* Begin PROVIDED DATA *
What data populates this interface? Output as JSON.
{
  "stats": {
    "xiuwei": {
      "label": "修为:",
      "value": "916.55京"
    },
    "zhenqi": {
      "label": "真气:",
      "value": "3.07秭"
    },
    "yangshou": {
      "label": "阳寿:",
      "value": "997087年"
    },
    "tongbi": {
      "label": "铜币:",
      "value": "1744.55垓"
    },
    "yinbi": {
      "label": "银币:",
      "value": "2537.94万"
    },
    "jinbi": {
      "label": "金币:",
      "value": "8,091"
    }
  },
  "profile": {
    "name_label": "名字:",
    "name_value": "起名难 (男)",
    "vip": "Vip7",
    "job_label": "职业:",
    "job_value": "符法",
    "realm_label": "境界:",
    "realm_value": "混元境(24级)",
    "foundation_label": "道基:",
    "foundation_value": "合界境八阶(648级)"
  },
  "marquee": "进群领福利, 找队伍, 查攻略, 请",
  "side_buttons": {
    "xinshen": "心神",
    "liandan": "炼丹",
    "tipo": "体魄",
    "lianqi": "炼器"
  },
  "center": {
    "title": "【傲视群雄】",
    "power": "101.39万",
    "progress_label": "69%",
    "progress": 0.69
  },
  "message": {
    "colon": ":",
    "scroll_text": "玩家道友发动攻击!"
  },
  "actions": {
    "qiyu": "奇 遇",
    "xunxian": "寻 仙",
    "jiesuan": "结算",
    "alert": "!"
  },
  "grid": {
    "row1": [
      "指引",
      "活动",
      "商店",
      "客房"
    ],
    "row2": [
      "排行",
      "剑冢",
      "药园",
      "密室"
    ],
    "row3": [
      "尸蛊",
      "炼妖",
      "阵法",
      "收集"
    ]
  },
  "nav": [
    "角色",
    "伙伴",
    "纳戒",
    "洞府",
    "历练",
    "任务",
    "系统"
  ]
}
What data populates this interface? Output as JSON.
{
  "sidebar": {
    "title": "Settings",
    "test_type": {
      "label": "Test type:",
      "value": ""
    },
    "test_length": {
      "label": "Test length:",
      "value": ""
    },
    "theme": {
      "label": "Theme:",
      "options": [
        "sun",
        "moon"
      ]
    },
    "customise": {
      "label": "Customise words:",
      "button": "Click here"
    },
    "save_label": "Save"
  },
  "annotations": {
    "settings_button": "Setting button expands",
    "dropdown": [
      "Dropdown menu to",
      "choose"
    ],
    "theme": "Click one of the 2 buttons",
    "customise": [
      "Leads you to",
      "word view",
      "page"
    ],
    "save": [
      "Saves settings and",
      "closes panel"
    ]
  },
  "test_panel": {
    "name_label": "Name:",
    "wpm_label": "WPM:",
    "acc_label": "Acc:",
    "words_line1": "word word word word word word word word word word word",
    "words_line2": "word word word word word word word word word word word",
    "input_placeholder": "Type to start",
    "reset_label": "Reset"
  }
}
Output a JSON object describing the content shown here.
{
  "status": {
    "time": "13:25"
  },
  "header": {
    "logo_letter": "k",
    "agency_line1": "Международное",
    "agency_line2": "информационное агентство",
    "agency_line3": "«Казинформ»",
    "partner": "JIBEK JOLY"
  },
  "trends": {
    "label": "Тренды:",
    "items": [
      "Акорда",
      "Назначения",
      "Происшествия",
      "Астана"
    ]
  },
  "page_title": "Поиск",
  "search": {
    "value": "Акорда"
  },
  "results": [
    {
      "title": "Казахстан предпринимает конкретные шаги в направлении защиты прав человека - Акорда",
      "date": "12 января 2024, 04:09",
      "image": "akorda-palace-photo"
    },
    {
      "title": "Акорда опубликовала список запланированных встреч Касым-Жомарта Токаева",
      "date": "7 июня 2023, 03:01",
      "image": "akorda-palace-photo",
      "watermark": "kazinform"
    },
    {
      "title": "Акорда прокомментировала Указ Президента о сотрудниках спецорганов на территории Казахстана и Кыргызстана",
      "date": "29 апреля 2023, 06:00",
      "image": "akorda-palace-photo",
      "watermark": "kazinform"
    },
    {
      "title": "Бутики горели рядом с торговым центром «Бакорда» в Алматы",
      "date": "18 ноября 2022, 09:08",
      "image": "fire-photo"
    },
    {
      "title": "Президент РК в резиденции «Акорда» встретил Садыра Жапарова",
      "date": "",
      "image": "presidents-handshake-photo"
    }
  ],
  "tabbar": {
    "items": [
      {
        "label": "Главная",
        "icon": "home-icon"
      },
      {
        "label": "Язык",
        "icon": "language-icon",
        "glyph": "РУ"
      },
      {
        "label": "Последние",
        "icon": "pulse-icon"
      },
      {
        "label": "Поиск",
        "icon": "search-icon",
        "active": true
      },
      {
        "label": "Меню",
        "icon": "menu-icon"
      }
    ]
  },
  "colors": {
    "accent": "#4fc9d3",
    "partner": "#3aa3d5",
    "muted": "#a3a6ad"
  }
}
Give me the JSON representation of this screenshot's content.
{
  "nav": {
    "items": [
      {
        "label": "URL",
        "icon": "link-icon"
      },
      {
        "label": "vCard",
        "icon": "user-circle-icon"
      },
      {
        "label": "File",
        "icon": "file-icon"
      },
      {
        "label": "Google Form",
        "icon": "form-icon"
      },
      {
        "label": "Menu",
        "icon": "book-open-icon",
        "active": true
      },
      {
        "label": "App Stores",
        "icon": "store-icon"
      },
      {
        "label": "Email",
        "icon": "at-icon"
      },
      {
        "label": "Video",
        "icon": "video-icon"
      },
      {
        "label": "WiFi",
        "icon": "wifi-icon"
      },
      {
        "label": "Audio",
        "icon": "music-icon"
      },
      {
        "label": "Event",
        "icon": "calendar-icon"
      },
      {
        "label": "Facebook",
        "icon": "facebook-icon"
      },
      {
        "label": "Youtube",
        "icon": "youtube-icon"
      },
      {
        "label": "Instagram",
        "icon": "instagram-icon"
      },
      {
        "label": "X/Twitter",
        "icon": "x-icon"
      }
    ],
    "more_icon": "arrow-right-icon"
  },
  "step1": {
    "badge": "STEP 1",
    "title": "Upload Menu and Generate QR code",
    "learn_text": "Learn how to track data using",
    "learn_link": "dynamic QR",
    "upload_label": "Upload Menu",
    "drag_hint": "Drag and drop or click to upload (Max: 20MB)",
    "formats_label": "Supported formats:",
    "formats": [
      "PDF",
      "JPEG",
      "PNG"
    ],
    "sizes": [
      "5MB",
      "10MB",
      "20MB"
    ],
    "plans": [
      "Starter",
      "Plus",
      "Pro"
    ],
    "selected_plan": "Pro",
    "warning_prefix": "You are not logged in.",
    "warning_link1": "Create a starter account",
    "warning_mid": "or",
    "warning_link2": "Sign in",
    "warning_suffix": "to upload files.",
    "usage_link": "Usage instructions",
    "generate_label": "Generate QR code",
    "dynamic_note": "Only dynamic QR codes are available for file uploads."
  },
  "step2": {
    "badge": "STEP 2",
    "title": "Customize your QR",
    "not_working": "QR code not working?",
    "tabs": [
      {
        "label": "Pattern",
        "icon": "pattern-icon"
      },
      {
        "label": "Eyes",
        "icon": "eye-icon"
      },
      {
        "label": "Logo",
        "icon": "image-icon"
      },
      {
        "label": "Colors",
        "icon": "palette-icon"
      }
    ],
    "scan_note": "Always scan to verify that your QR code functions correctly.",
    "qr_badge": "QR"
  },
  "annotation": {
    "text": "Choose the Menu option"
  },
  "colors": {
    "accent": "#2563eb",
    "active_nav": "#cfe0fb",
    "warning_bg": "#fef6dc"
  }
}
* End PROVIDED DATA *
__DIRECTIVE__. Write every record out again, unaltered.

__PROBLEM SOLUTION__.
What data populates this interface? Output as JSON.
{
  "stats": {
    "xiuwei": {
      "label": "修为:",
      "value": "916.55京"
    },
    "zhenqi": {
      "label": "真气:",
      "value": "3.07秭"
    },
    "yangshou": {
      "label": "阳寿:",
      "value": "997087年"
    },
    "tongbi": {
      "label": "铜币:",
      "value": "1744.55垓"
    },
    "yinbi": {
      "label": "银币:",
      "value": "2537.94万"
    },
    "jinbi": {
      "label": "金币:",
      "value": "8,091"
    }
  },
  "profile": {
    "name_label": "名字:",
    "name_value": "起名难 (男)",
    "vip": "Vip7",
    "job_label": "职业:",
    "job_value": "符法",
    "realm_label": "境界:",
    "realm_value": "混元境(24级)",
    "foundation_label": "道基:",
    "foundation_value": "合界境八阶(648级)"
  },
  "marquee": "进群领福利, 找队伍, 查攻略, 请",
  "side_buttons": {
    "xinshen": "心神",
    "liandan": "炼丹",
    "tipo": "体魄",
    "lianqi": "炼器"
  },
  "center": {
    "title": "【傲视群雄】",
    "power": "101.39万",
    "progress_label": "69%",
    "progress": 0.69
  },
  "message": {
    "colon": ":",
    "scroll_text": "玩家道友发动攻击!"
  },
  "actions": {
    "qiyu": "奇 遇",
    "xunxian": "寻 仙",
    "jiesuan": "结算",
    "alert": "!"
  },
  "grid": {
    "row1": [
      "指引",
      "活动",
      "商店",
      "客房"
    ],
    "row2": [
      "排行",
      "剑冢",
      "药园",
      "密室"
    ],
    "row3": [
      "尸蛊",
      "炼妖",
      "阵法",
      "收集"
    ]
  },
  "nav": [
    "角色",
    "伙伴",
    "纳戒",
    "洞府",
    "历练",
    "任务",
    "系统"
  ]
}
What data populates this interface? Output as JSON.
{
  "sidebar": {
    "title": "Settings",
    "test_type": {
      "label": "Test type:",
      "value": ""
    },
    "test_length": {
      "label": "Test length:",
      "value": ""
    },
    "theme": {
      "label": "Theme:",
      "options": [
        "sun",
        "moon"
      ]
    },
    "customise": {
      "label": "Customise words:",
      "button": "Click here"
    },
    "save_label": "Save"
  },
  "annotations": {
    "settings_button": "Setting button expands",
    "dropdown": [
      "Dropdown menu to",
      "choose"
    ],
    "theme": "Click one of the 2 buttons",
    "customise": [
      "Leads you to",
      "word view",
      "page"
    ],
    "save": [
      "Saves settings and",
      "closes panel"
    ]
  },
  "test_panel": {
    "name_label": "Name:",
    "wpm_label": "WPM:",
    "acc_label": "Acc:",
    "words_line1": "word word word word word word word word word word word",
    "words_line2": "word word word word word word word word word word word",
    "input_placeholder": "Type to start",
    "reset_label": "Reset"
  }
}
Output a JSON object describing the content shown here.
{
  "status": {
    "time": "13:25"
  },
  "header": {
    "logo_letter": "k",
    "agency_line1": "Международное",
    "agency_line2": "информационное агентство",
    "agency_line3": "«Казинформ»",
    "partner": "JIBEK JOLY"
  },
  "trends": {
    "label": "Тренды:",
    "items": [
      "Акорда",
      "Назначения",
      "Происшествия",
      "Астана"
    ]
  },
  "page_title": "Поиск",
  "search": {
    "value": "Акорда"
  },
  "results": [
    {
      "title": "Казахстан предпринимает конкретные шаги в направлении защиты прав человека - Акорда",
      "date": "12 января 2024, 04:09",
      "image": "akorda-palace-photo"
    },
    {
      "title": "Акорда опубликовала список запланированных встреч Касым-Жомарта Токаева",
      "date": "7 июня 2023, 03:01",
      "image": "akorda-palace-photo",
      "watermark": "kazinform"
    },
    {
      "title": "Акорда прокомментировала Указ Президента о сотрудниках спецорганов на территории Казахстана и Кыргызстана",
      "date": "29 апреля 2023, 06:00",
      "image": "akorda-palace-photo",
      "watermark": "kazinform"
    },
    {
      "title": "Бутики горели рядом с торговым центром «Бакорда» в Алматы",
      "date": "18 ноября 2022, 09:08",
      "image": "fire-photo"
    },
    {
      "title": "Президент РК в резиденции «Акорда» встретил Садыра Жапарова",
      "date": "",
      "image": "presidents-handshake-photo"
    }
  ],
  "tabbar": {
    "items": [
      {
        "label": "Главная",
        "icon": "home-icon"
      },
      {
        "label": "Язык",
        "icon": "language-icon",
        "glyph": "РУ"
      },
      {
        "label": "Последние",
        "icon": "pulse-icon"
      },
      {
        "label": "Поиск",
        "icon": "search-icon",
        "active": true
      },
      {
        "label": "Меню",
        "icon": "menu-icon"
      }
    ]
  },
  "colors": {
    "accent": "#4fc9d3",
    "partner": "#3aa3d5",
    "muted": "#a3a6ad"
  }
}
Give me the JSON representation of this screenshot's content.
{
  "nav": {
    "items": [
      {
        "label": "URL",
        "icon": "link-icon"
      },
      {
        "label": "vCard",
        "icon": "user-circle-icon"
      },
      {
        "label": "File",
        "icon": "file-icon"
      },
      {
        "label": "Google Form",
        "icon": "form-icon"
      },
      {
        "label": "Menu",
        "icon": "book-open-icon",
        "active": true
      },
      {
        "label": "App Stores",
        "icon": "store-icon"
      },
      {
        "label": "Email",
        "icon": "at-icon"
      },
      {
        "label": "Video",
        "icon": "video-icon"
      },
      {
        "label": "WiFi",
        "icon": "wifi-icon"
      },
      {
        "label": "Audio",
        "icon": "music-icon"
      },
      {
        "label": "Event",
        "icon": "calendar-icon"
      },
      {
        "label": "Facebook",
        "icon": "facebook-icon"
      },
      {
        "label": "Youtube",
        "icon": "youtube-icon"
      },
      {
        "label": "Instagram",
        "icon": "instagram-icon"
      },
      {
        "label": "X/Twitter",
        "icon": "x-icon"
      }
    ],
    "more_icon": "arrow-right-icon"
  },
  "step1": {
    "badge": "STEP 1",
    "title": "Upload Menu and Generate QR code",
    "learn_text": "Learn how to track data using",
    "learn_link": "dynamic QR",
    "upload_label": "Upload Menu",
    "drag_hint": "Drag and drop or click to upload (Max: 20MB)",
    "formats_label": "Supported formats:",
    "formats": [
      "PDF",
      "JPEG",
      "PNG"
    ],
    "sizes": [
      "5MB",
      "10MB",
      "20MB"
    ],
    "plans": [
      "Starter",
      "Plus",
      "Pro"
    ],
    "selected_plan": "Pro",
    "warning_prefix": "You are not logged in.",
    "warning_link1": "Create a starter account",
    "warning_mid": "or",
    "warning_link2": "Sign in",
    "warning_suffix": "to upload files.",
    "usage_link": "Usage instructions",
    "generate_label": "Generate QR code",
    "dynamic_note": "Only dynamic QR codes are available for file uploads."
  },
  "step2": {
    "badge": "STEP 2",
    "title": "Customize your QR",
    "not_working": "QR code not working?",
    "tabs": [
      {
        "label": "Pattern",
        "icon": "pattern-icon"
      },
      {
        "label": "Eyes",
        "icon": "eye-icon"
      },
      {
        "label": "Logo",
        "icon": "image-icon"
      },
      {
        "label": "Colors",
        "icon": "palette-icon"
      }
    ],
    "scan_note": "Always scan to verify that your QR code functions correctly.",
    "qr_badge": "QR"
  },
  "annotation": {
    "text": "Choose the Menu option"
  },
  "colors": {
    "accent": "#2563eb",
    "active_nav": "#cfe0fb",
    "warning_bg": "#fef6dc"
  }
}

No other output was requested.